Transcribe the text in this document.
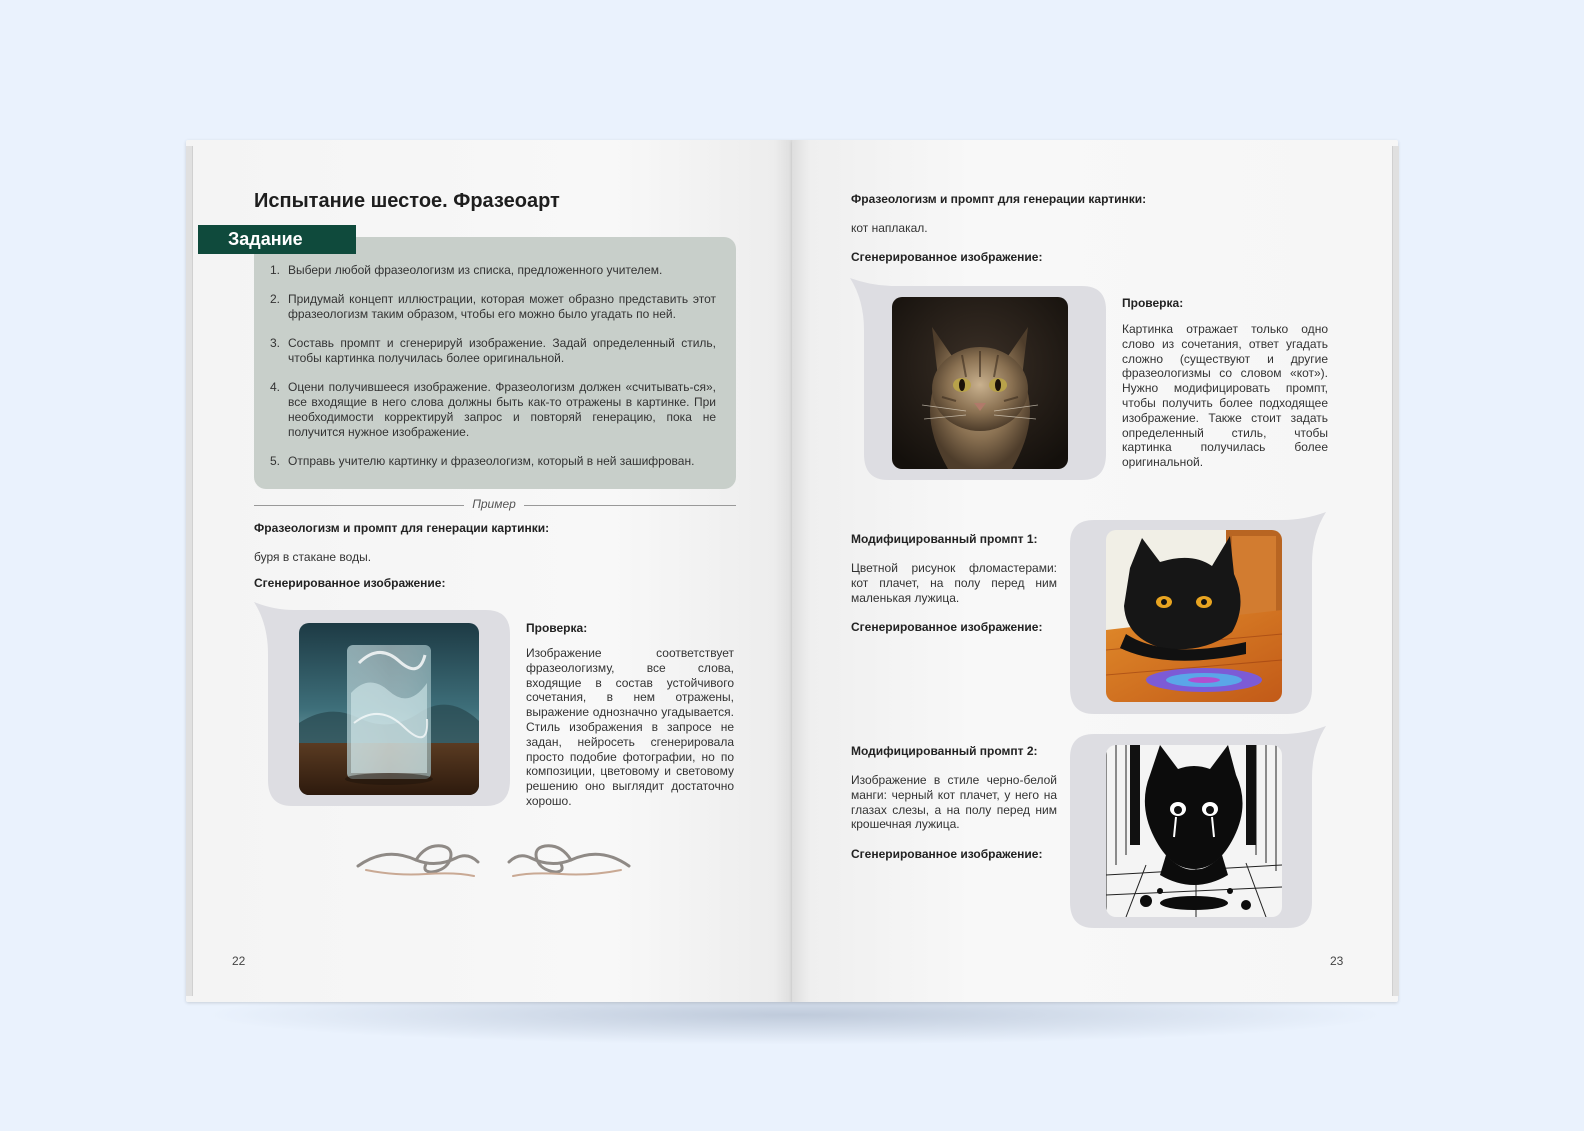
Испытание шестое. Фразеоарт
Задание
1. Выбери любой фразеологизм из списка, предложенного учителем.
2. Придумай концепт иллюстрации, которая может образно представить этот фразеологизм таким образом, чтобы его можно было угадать по ней.
3. Составь промпт и сгенерируй изображение. Задай определенный стиль, чтобы картинка получилась более оригинальной.
4. Оцени получившееся изображение. Фразеологизм должен «считывать-ся», все входящие в него слова должны быть как-то отражены в картинке. При необходимости корректируй запрос и повторяй генерацию, пока не получится нужное изображение.
5. Отправь учителю картинку и фразеологизм, который в ней зашифрован.
Пример
Фразеологизм и промпт для генерации картинки:
буря в стакане воды.
Сгенерированное изображение:
Проверка:
Изображение соответствует фразеологизму, все слова, входящие в состав устойчивого сочетания, в нем отражены, выражение однозначно угадывается. Стиль изображения в запросе не задан, нейросеть сгенерировала просто подобие фотографии, но по композиции, цветовому и световому решению оно выглядит достаточно хорошо.
22
Фразеологизм и промпт для генерации картинки:
кот наплакал.
Сгенерированное изображение:
Проверка:
Картинка отражает только одно слово из сочетания, ответ угадать сложно (существуют и другие фразеологизмы со словом «кот»). Нужно модифицировать промпт, чтобы получить более подходящее изображение. Также стоит задать определенный стиль, чтобы картинка получилась более оригинальной.
Модифицированный промпт 1:
Цветной рисунок фломастерами: кот плачет, на полу перед ним маленькая лужица.
Сгенерированное изображение:
Модифицированный промпт 2:
Изображение в стиле черно-белой манги: черный кот плачет, у него на глазах слезы, а на полу перед ним крошечная лужица.
Сгенерированное изображение:
23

========

What this task involves >> Check every line of the data above for the string "угадать", and copy those that have it.

The completed task >>
2. Придумай концепт иллюстрации, которая может образно представить этот фразеологизм таким образом, чтобы его можно было угадать по ней.
Картинка отражает только одно слово из сочетания, ответ угадать сложно (существуют и другие фразеологизмы со словом «кот»). Нужно модифицировать промпт, чтобы получить более подходящее изображение. Также стоит задать определенный стиль, чтобы картинка получилась более оригинальной.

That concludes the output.